(Saved entries)
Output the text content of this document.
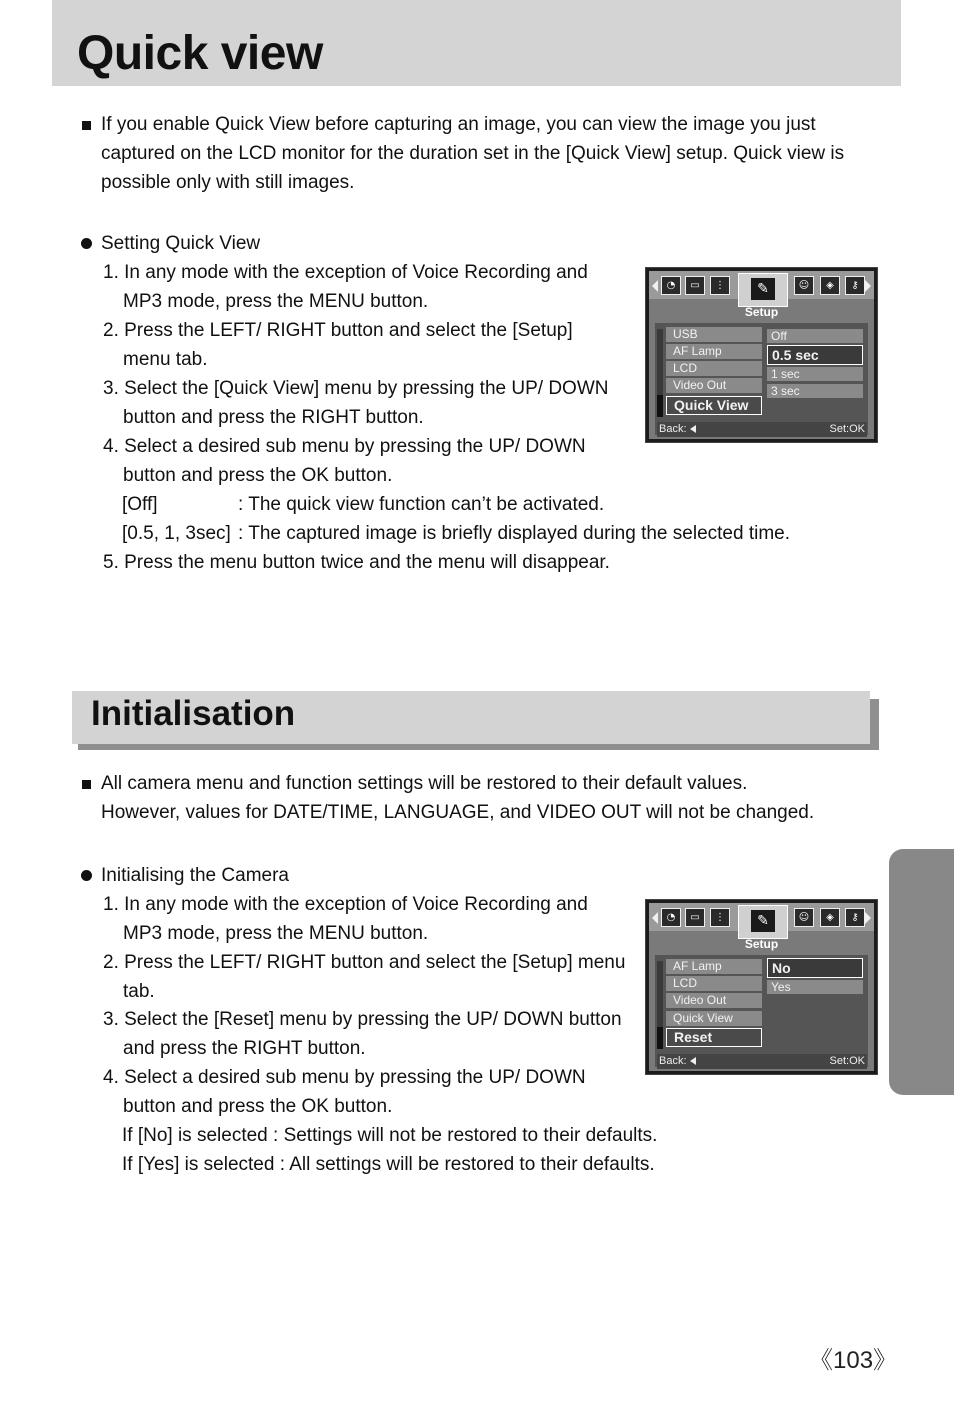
Quick view
If you enable Quick View before capturing an image, you can view the image you just
captured on the LCD monitor for the duration set in the [Quick View] setup. Quick view is
possible only with still images.
Setting Quick View
1. In any mode with the exception of Voice Recording and
MP3 mode, press the MENU button.
2. Press the LEFT/ RIGHT button and select the [Setup]
menu tab.
3. Select the [Quick View] menu by pressing the UP/ DOWN
button and press the RIGHT button.
4. Select a desired sub menu by pressing the UP/ DOWN
button and press the OK button.
[Off]	: The quick view function can’t be activated.
[0.5, 1, 3sec] : The captured image is briefly displayed during the selected time.
5. Press the menu button twice and the menu will disappear.
◔	▭	⋮	✎	☺	◈	⚷
Setup
USB
AF Lamp
LCD
Video Out
Quick View
Off
0.5 sec
1 sec
3 sec
Back:	Set:OK
Initialisation
All camera menu and function settings will be restored to their default values.
However, values for DATE/TIME, LANGUAGE, and VIDEO OUT will not be changed.
Initialising the Camera
1. In any mode with the exception of Voice Recording and
MP3 mode, press the MENU button.
2. Press the LEFT/ RIGHT button and select the [Setup] menu
tab.
3. Select the [Reset] menu by pressing the UP/ DOWN button
and press the RIGHT button.
4. Select a desired sub menu by pressing the UP/ DOWN
button and press the OK button.
If [No] is selected : Settings will not be restored to their defaults.
If [Yes] is selected : All settings will be restored to their defaults.
◔	▭	⋮	✎	☺	◈	⚷
Setup
AF Lamp
LCD
Video Out
Quick View
Reset
No
Yes
Back:	Set:OK
《103》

*Your goal*:
Skip the pictures and print each record exactly as it stands.

*Correct result*:
Output the text content of this document.
Quick view
If you enable Quick View before capturing an image, you can view the image you just
captured on the LCD monitor for the duration set in the [Quick View] setup. Quick view is
possible only with still images.
Setting Quick View
1. In any mode with the exception of Voice Recording and
MP3 mode, press the MENU button.
2. Press the LEFT/ RIGHT button and select the [Setup]
menu tab.
3. Select the [Quick View] menu by pressing the UP/ DOWN
button and press the RIGHT button.
4. Select a desired sub menu by pressing the UP/ DOWN
button and press the OK button.
[Off]	: The quick view function can’t be activated.
[0.5, 1, 3sec] : The captured image is briefly displayed during the selected time.
5. Press the menu button twice and the menu will disappear.
◔	▭	⋮	✎	☺	◈	⚷
Setup
USB
AF Lamp
LCD
Video Out
Quick View
Off
0.5 sec
1 sec
3 sec
Back:	Set:OK
Initialisation
All camera menu and function settings will be restored to their default values.
However, values for DATE/TIME, LANGUAGE, and VIDEO OUT will not be changed.
Initialising the Camera
1. In any mode with the exception of Voice Recording and
MP3 mode, press the MENU button.
2. Press the LEFT/ RIGHT button and select the [Setup] menu
tab.
3. Select the [Reset] menu by pressing the UP/ DOWN button
and press the RIGHT button.
4. Select a desired sub menu by pressing the UP/ DOWN
button and press the OK button.
If [No] is selected : Settings will not be restored to their defaults.
If [Yes] is selected : All settings will be restored to their defaults.
◔	▭	⋮	✎	☺	◈	⚷
Setup
AF Lamp
LCD
Video Out
Quick View
Reset
No
Yes
Back:	Set:OK
《103》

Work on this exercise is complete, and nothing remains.